[start of Source material]

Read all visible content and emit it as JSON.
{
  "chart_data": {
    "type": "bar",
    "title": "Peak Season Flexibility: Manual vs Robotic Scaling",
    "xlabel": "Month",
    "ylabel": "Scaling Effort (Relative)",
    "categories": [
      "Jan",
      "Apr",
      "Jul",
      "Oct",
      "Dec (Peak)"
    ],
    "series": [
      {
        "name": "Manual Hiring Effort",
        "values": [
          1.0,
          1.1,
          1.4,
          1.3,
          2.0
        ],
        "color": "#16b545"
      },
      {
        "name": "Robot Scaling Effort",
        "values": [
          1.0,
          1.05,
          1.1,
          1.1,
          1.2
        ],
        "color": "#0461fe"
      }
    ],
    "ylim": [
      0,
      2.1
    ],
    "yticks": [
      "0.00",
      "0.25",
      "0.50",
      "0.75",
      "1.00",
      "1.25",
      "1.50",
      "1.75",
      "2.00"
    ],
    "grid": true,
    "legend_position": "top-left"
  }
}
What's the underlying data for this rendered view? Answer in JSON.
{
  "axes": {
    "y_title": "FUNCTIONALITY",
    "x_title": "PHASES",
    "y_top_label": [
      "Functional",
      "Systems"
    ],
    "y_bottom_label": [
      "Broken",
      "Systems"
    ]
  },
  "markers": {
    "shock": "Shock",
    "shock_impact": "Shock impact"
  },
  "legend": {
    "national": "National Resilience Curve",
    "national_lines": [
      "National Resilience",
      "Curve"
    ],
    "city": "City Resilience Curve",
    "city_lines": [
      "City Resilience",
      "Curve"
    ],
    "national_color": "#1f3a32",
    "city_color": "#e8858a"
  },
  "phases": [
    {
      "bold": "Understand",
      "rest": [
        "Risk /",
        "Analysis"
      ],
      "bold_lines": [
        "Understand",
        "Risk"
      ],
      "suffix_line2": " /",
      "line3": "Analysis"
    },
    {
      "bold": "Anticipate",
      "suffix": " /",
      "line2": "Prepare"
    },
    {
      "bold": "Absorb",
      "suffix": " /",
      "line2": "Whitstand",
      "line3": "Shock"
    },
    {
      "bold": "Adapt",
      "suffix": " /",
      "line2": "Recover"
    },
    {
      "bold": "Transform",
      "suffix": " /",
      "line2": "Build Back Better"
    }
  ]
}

[end of Source material]

*Stated task*: Select all lines in the listing that include the word "Peak".

*Full response*:
    "title": "Peak Season Flexibility: Manual vs Robotic Scaling",
      "Dec (Peak)"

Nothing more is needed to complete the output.